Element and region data
========================
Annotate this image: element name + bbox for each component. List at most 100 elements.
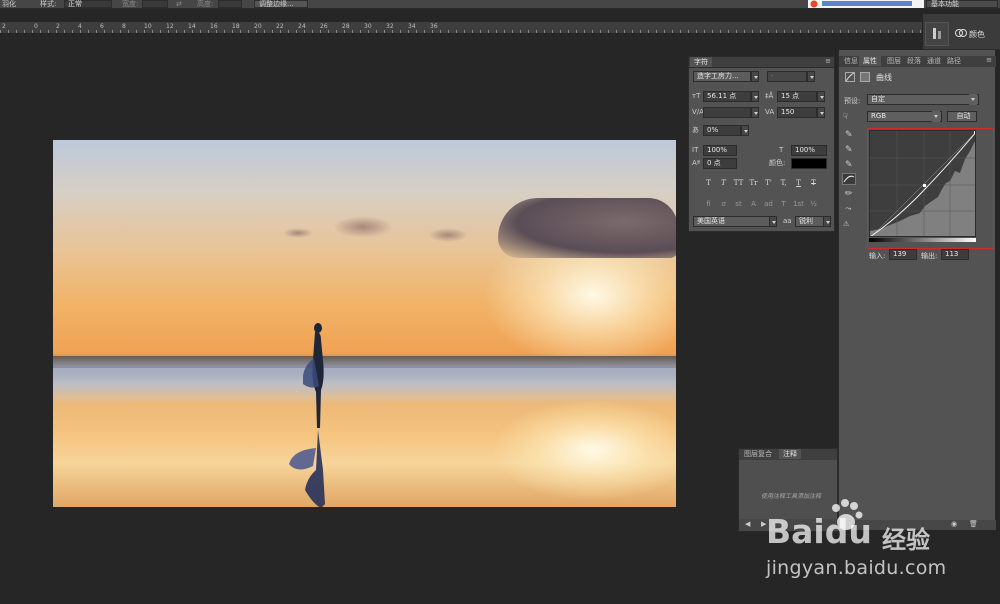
chevron-down-icon[interactable] xyxy=(751,107,759,118)
ruler-tick-label: 14 xyxy=(188,23,196,30)
tab-layer-comps[interactable]: 图层复合 xyxy=(740,449,776,459)
style-select[interactable]: 正常 xyxy=(64,0,112,8)
font-size-field[interactable]: 56.11 点 xyxy=(703,91,751,102)
proportional-spacing-icon: あ xyxy=(692,126,699,134)
ruler-tick-label: 10 xyxy=(144,23,152,30)
brand-strip xyxy=(808,0,924,8)
clipping-warning-icon[interactable]: ⚠ xyxy=(843,220,849,228)
tracking-field[interactable]: 150 xyxy=(777,107,817,118)
faux-bold-button[interactable]: T xyxy=(702,177,715,189)
panel-menu-icon[interactable]: ≡ xyxy=(986,56,992,64)
subscript-button[interactable]: T, xyxy=(777,177,790,189)
ruler-tick-label: 32 xyxy=(386,23,394,30)
ruler-tick-label: 12 xyxy=(166,23,174,30)
woman-reflection xyxy=(289,430,325,507)
fractions-button[interactable]: ½ xyxy=(807,198,820,210)
small-caps-button[interactable]: Tr xyxy=(747,177,760,189)
titling-alternates-button[interactable]: ad xyxy=(762,198,775,210)
adjustment-title: 曲线 xyxy=(876,73,892,82)
auto-button[interactable]: 自动 xyxy=(947,111,977,122)
ruler-tick-label: 0 xyxy=(34,23,38,30)
ligatures-button[interactable]: fi xyxy=(702,198,715,210)
height-field[interactable] xyxy=(218,0,242,8)
feather-label: 羽化 xyxy=(2,0,16,8)
watermark-url: jingyan.baidu.com xyxy=(766,557,947,579)
cloud xyxy=(498,198,676,258)
trash-icon[interactable]: 🗑 xyxy=(969,520,978,528)
ruler-tick-label: 4 xyxy=(78,23,82,30)
mask-icon[interactable] xyxy=(860,72,870,82)
chevron-down-icon[interactable] xyxy=(969,94,977,105)
smooth-icon[interactable]: ⤳ xyxy=(845,204,851,214)
watermark-brand: Baidu xyxy=(766,512,872,551)
chevron-down-icon[interactable] xyxy=(751,71,759,82)
curve-tools: ✎ ✎ ✎ ✏ ⤳ ⚠ xyxy=(839,50,860,530)
baseline-shift-field[interactable]: 0 点 xyxy=(703,158,737,169)
old-style-button[interactable]: ơ xyxy=(717,198,730,210)
tab-paragraph[interactable]: 段落 xyxy=(903,56,925,66)
swash-button[interactable]: st xyxy=(732,198,745,210)
refine-edge-button[interactable]: 调整边缘... xyxy=(254,0,308,8)
color-label[interactable]: 颜色 xyxy=(969,29,985,40)
chevron-down-icon[interactable] xyxy=(932,111,940,122)
input-gradient-bar xyxy=(869,238,976,242)
stylistic-alternates-button[interactable]: A xyxy=(747,198,760,210)
font-family-select[interactable]: 造字工房力... xyxy=(693,71,751,82)
tab-character[interactable]: 字符 xyxy=(690,57,712,67)
chevron-down-icon[interactable] xyxy=(769,216,777,227)
all-caps-button[interactable]: TT xyxy=(732,177,745,189)
ordinals-button[interactable]: 1st xyxy=(792,198,805,210)
canvas-image[interactable] xyxy=(53,140,676,507)
swap-icon[interactable]: ⇄ xyxy=(176,0,182,8)
eyedropper-black-icon[interactable]: ✎ xyxy=(845,130,853,140)
kerning-field[interactable] xyxy=(703,107,751,118)
tab-paths[interactable]: 路径 xyxy=(943,56,965,66)
chevron-down-icon[interactable] xyxy=(817,107,825,118)
channel-select[interactable]: RGB xyxy=(867,111,942,122)
underline-button[interactable]: T xyxy=(792,177,805,189)
tab-properties[interactable]: 属性 xyxy=(859,56,881,66)
cloud xyxy=(283,228,313,238)
width-field[interactable] xyxy=(142,0,168,8)
font-style-select[interactable]: - xyxy=(767,71,807,82)
output-field[interactable]: 113 xyxy=(941,249,969,260)
chevron-down-icon[interactable] xyxy=(823,216,831,227)
panel-menu-icon[interactable]: ≡ xyxy=(825,57,831,65)
chevron-down-icon[interactable] xyxy=(807,71,815,82)
strikethrough-button[interactable]: T xyxy=(807,177,820,189)
language-select[interactable]: 美国英语 xyxy=(693,216,773,227)
eyedropper-gray-icon[interactable]: ✎ xyxy=(845,145,853,155)
ruler-tick-label: 16 xyxy=(210,23,218,30)
width-label: 宽度: xyxy=(122,0,139,8)
antialias-select[interactable]: 锐利 xyxy=(795,216,825,227)
pencil-icon[interactable]: ✏ xyxy=(845,189,853,199)
properties-tab-bar: 信息 属性 图层 段落 通道 路径 ≡ xyxy=(839,56,996,67)
tab-notes[interactable]: 注释 xyxy=(779,449,801,459)
ruler-tick-label: 8 xyxy=(122,23,126,30)
curve-point-tool-icon[interactable] xyxy=(842,173,856,185)
history-icon[interactable] xyxy=(925,22,949,46)
chevron-down-icon[interactable] xyxy=(741,125,749,136)
chevron-down-icon[interactable] xyxy=(751,91,759,102)
baseline-shift-icon: Aª xyxy=(692,159,701,167)
text-color-swatch[interactable] xyxy=(791,158,827,169)
proportional-spacing-field[interactable]: 0% xyxy=(703,125,741,136)
ruler-tick-label: 36 xyxy=(430,23,438,30)
previous-note-icon[interactable]: ◀ xyxy=(745,520,750,528)
tab-layers[interactable]: 图层 xyxy=(883,56,905,66)
preset-select[interactable]: 自定 xyxy=(867,94,979,105)
curve-graph[interactable] xyxy=(869,130,976,237)
horizontal-scale-field[interactable]: 100% xyxy=(791,145,827,156)
chevron-down-icon[interactable] xyxy=(817,91,825,102)
eyedropper-white-icon[interactable]: ✎ xyxy=(845,160,853,170)
workspace-switcher[interactable]: 基本功能 xyxy=(926,0,998,8)
tab-channels[interactable]: 通道 xyxy=(923,56,945,66)
vertical-scale-field[interactable]: 100% xyxy=(703,145,737,156)
leading-field[interactable]: 15 点 xyxy=(777,91,817,102)
superscript-button[interactable]: T' xyxy=(762,177,775,189)
faux-italic-button[interactable]: T xyxy=(717,177,730,189)
input-field[interactable]: 139 xyxy=(889,249,917,260)
ornaments-button[interactable]: T xyxy=(777,198,790,210)
visibility-icon[interactable]: ◉ xyxy=(951,520,957,528)
color-icon[interactable] xyxy=(955,28,967,38)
========================
SHORT EXERCISE: Return every line of the rows above unchanged, leaving out the pictures.

WORKED ANSWER:
Annotate this image: element name + bbox for each component. List at most 100 elements.
chevron-down-icon[interactable] xyxy=(751,107,759,118)
ruler-tick-label: 14 xyxy=(188,23,196,30)
tab-layer-comps[interactable]: 图层复合 xyxy=(740,449,776,459)
style-select[interactable]: 正常 xyxy=(64,0,112,8)
font-size-field[interactable]: 56.11 点 xyxy=(703,91,751,102)
proportional-spacing-icon: あ xyxy=(692,126,699,134)
ruler-tick-label: 10 xyxy=(144,23,152,30)
brand-strip xyxy=(808,0,924,8)
clipping-warning-icon[interactable]: ⚠ xyxy=(843,220,849,228)
tracking-field[interactable]: 150 xyxy=(777,107,817,118)
faux-bold-button[interactable]: T xyxy=(702,177,715,189)
panel-menu-icon[interactable]: ≡ xyxy=(986,56,992,64)
subscript-button[interactable]: T, xyxy=(777,177,790,189)
ruler-tick-label: 32 xyxy=(386,23,394,30)
ruler-tick-label: 12 xyxy=(166,23,174,30)
woman-reflection xyxy=(289,430,325,507)
fractions-button[interactable]: ½ xyxy=(807,198,820,210)
small-caps-button[interactable]: Tr xyxy=(747,177,760,189)
titling-alternates-button[interactable]: ad xyxy=(762,198,775,210)
adjustment-title: 曲线 xyxy=(876,73,892,82)
auto-button[interactable]: 自动 xyxy=(947,111,977,122)
ruler-tick-label: 0 xyxy=(34,23,38,30)
ligatures-button[interactable]: fi xyxy=(702,198,715,210)
height-field[interactable] xyxy=(218,0,242,8)
feather-label: 羽化 xyxy=(2,0,16,8)
watermark-url: jingyan.baidu.com xyxy=(766,557,947,579)
cloud xyxy=(498,198,676,258)
trash-icon[interactable]: 🗑 xyxy=(969,520,978,528)
ruler-tick-label: 4 xyxy=(78,23,82,30)
mask-icon[interactable] xyxy=(860,72,870,82)
chevron-down-icon[interactable] xyxy=(969,94,977,105)
smooth-icon[interactable]: ⤳ xyxy=(845,204,851,214)
watermark-brand: Baidu xyxy=(766,512,872,551)
chevron-down-icon[interactable] xyxy=(751,71,759,82)
curve-tools: ✎ ✎ ✎ ✏ ⤳ ⚠ xyxy=(839,50,860,530)
baseline-shift-field[interactable]: 0 点 xyxy=(703,158,737,169)
old-style-button[interactable]: ơ xyxy=(717,198,730,210)
tab-paragraph[interactable]: 段落 xyxy=(903,56,925,66)
swash-button[interactable]: st xyxy=(732,198,745,210)
refine-edge-button[interactable]: 调整边缘... xyxy=(254,0,308,8)
color-label[interactable]: 颜色 xyxy=(969,29,985,40)
chevron-down-icon[interactable] xyxy=(932,111,940,122)
input-gradient-bar xyxy=(869,238,976,242)
stylistic-alternates-button[interactable]: A xyxy=(747,198,760,210)
font-family-select[interactable]: 造字工房力... xyxy=(693,71,751,82)
tab-character[interactable]: 字符 xyxy=(690,57,712,67)
chevron-down-icon[interactable] xyxy=(769,216,777,227)
all-caps-button[interactable]: TT xyxy=(732,177,745,189)
ordinals-button[interactable]: 1st xyxy=(792,198,805,210)
canvas-image[interactable] xyxy=(53,140,676,507)
swap-icon[interactable]: ⇄ xyxy=(176,0,182,8)
eyedropper-black-icon[interactable]: ✎ xyxy=(845,130,853,140)
kerning-field[interactable] xyxy=(703,107,751,118)
tab-paths[interactable]: 路径 xyxy=(943,56,965,66)
chevron-down-icon[interactable] xyxy=(817,107,825,118)
channel-select[interactable]: RGB xyxy=(867,111,942,122)
underline-button[interactable]: T xyxy=(792,177,805,189)
tab-properties[interactable]: 属性 xyxy=(859,56,881,66)
cloud xyxy=(283,228,313,238)
width-field[interactable] xyxy=(142,0,168,8)
font-style-select[interactable]: - xyxy=(767,71,807,82)
output-field[interactable]: 113 xyxy=(941,249,969,260)
chevron-down-icon[interactable] xyxy=(823,216,831,227)
panel-menu-icon[interactable]: ≡ xyxy=(825,57,831,65)
chevron-down-icon[interactable] xyxy=(807,71,815,82)
strikethrough-button[interactable]: T xyxy=(807,177,820,189)
language-select[interactable]: 美国英语 xyxy=(693,216,773,227)
eyedropper-gray-icon[interactable]: ✎ xyxy=(845,145,853,155)
ruler-tick-label: 16 xyxy=(210,23,218,30)
width-label: 宽度: xyxy=(122,0,139,8)
antialias-select[interactable]: 锐利 xyxy=(795,216,825,227)
pencil-icon[interactable]: ✏ xyxy=(845,189,853,199)
properties-tab-bar: 信息 属性 图层 段落 通道 路径 ≡ xyxy=(839,56,996,67)
tab-notes[interactable]: 注释 xyxy=(779,449,801,459)
ruler-tick-label: 8 xyxy=(122,23,126,30)
curve-point-tool-icon[interactable] xyxy=(842,173,856,185)
history-icon[interactable] xyxy=(925,22,949,46)
chevron-down-icon[interactable] xyxy=(741,125,749,136)
chevron-down-icon[interactable] xyxy=(751,91,759,102)
baseline-shift-icon: Aª xyxy=(692,159,701,167)
text-color-swatch[interactable] xyxy=(791,158,827,169)
proportional-spacing-field[interactable]: 0% xyxy=(703,125,741,136)
ruler-tick-label: 36 xyxy=(430,23,438,30)
previous-note-icon[interactable]: ◀ xyxy=(745,520,750,528)
tab-layers[interactable]: 图层 xyxy=(883,56,905,66)
preset-select[interactable]: 自定 xyxy=(867,94,979,105)
curve-graph[interactable] xyxy=(869,130,976,237)
horizontal-scale-field[interactable]: 100% xyxy=(791,145,827,156)
chevron-down-icon[interactable] xyxy=(817,91,825,102)
eyedropper-white-icon[interactable]: ✎ xyxy=(845,160,853,170)
workspace-switcher[interactable]: 基本功能 xyxy=(926,0,998,8)
tab-channels[interactable]: 通道 xyxy=(923,56,945,66)
vertical-scale-field[interactable]: 100% xyxy=(703,145,737,156)
leading-field[interactable]: 15 点 xyxy=(777,91,817,102)
superscript-button[interactable]: T' xyxy=(762,177,775,189)
faux-italic-button[interactable]: T xyxy=(717,177,730,189)
input-field[interactable]: 139 xyxy=(889,249,917,260)
ornaments-button[interactable]: T xyxy=(777,198,790,210)
visibility-icon[interactable]: ◉ xyxy=(951,520,957,528)
color-icon[interactable] xyxy=(955,28,967,38)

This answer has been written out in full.